<<<<

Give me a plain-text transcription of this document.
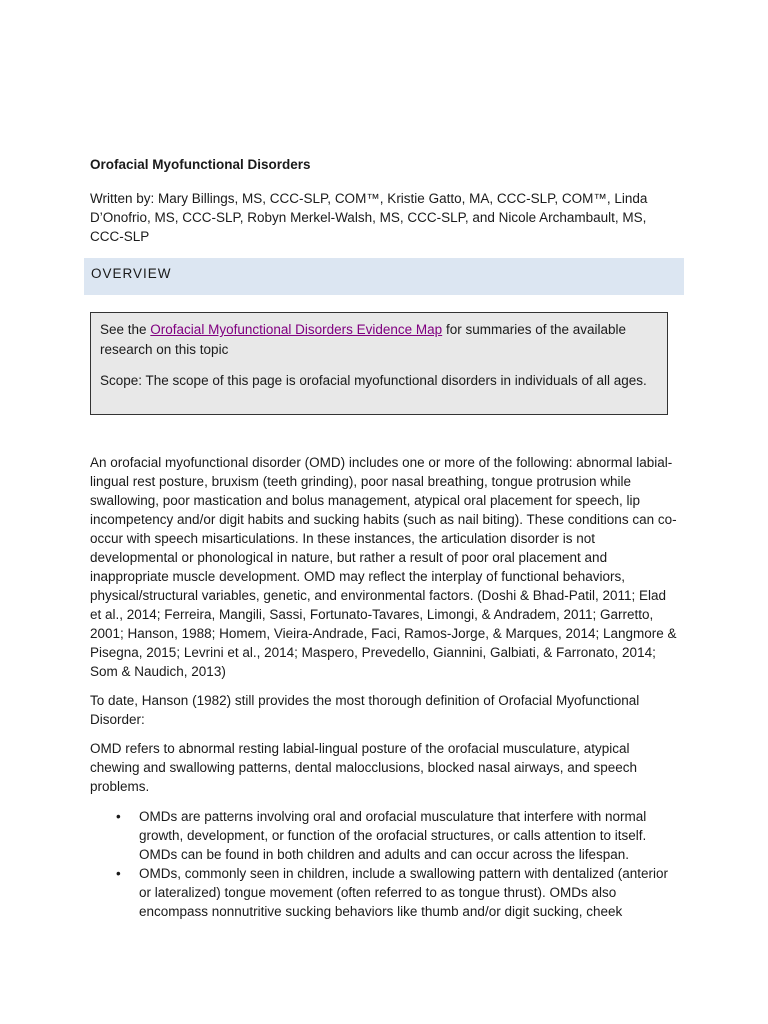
Orofacial Myofunctional Disorders

Written by: Mary Billings, MS, CCC-SLP, COM™, Kristie Gatto, MA, CCC-SLP, COM™, Linda D’Onofrio, MS, CCC-SLP, Robyn Merkel-Walsh, MS, CCC-SLP, and Nicole Archambault, MS, CCC-SLP

OVERVIEW

See the Orofacial Myofunctional Disorders Evidence Map for summaries of the available research on this topic

Scope: The scope of this page is orofacial myofunctional disorders in individuals of all ages.

An orofacial myofunctional disorder (OMD) includes one or more of the following: abnormal labial-lingual rest posture, bruxism (teeth grinding), poor nasal breathing, tongue protrusion while swallowing, poor mastication and bolus management, atypical oral placement for speech, lip incompetency and/or digit habits and sucking habits (such as nail biting). These conditions can co-occur with speech misarticulations. In these instances, the articulation disorder is not developmental or phonological in nature, but rather a result of poor oral placement and inappropriate muscle development. OMD may reflect the interplay of functional behaviors, physical/structural variables, genetic, and environmental factors. (Doshi & Bhad-Patil, 2011; Elad et al., 2014; Ferreira, Mangili, Sassi, Fortunato-Tavares, Limongi, & Andradem, 2011; Garretto, 2001; Hanson, 1988; Homem, Vieira-Andrade, Faci, Ramos-Jorge, & Marques, 2014; Langmore & Pisegna, 2015; Levrini et al., 2014; Maspero, Prevedello, Giannini, Galbiati, & Farronato, 2014; Som & Naudich, 2013)

To date, Hanson (1982) still provides the most thorough definition of Orofacial Myofunctional Disorder:

OMD refers to abnormal resting labial-lingual posture of the orofacial musculature, atypical chewing and swallowing patterns, dental malocclusions, blocked nasal airways, and speech problems.

• OMDs are patterns involving oral and orofacial musculature that interfere with normal growth, development, or function of the orofacial structures, or calls attention to itself. OMDs can be found in both children and adults and can occur across the lifespan.
• OMDs, commonly seen in children, include a swallowing pattern with dentalized (anterior or lateralized) tongue movement (often referred to as tongue thrust). OMDs also encompass nonnutritive sucking behaviors like thumb and/or digit sucking, cheek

>>>>

- **THE TASK**:
From the material, report only how many lines include the word "children".

- **FINISHED ANSWER**:
2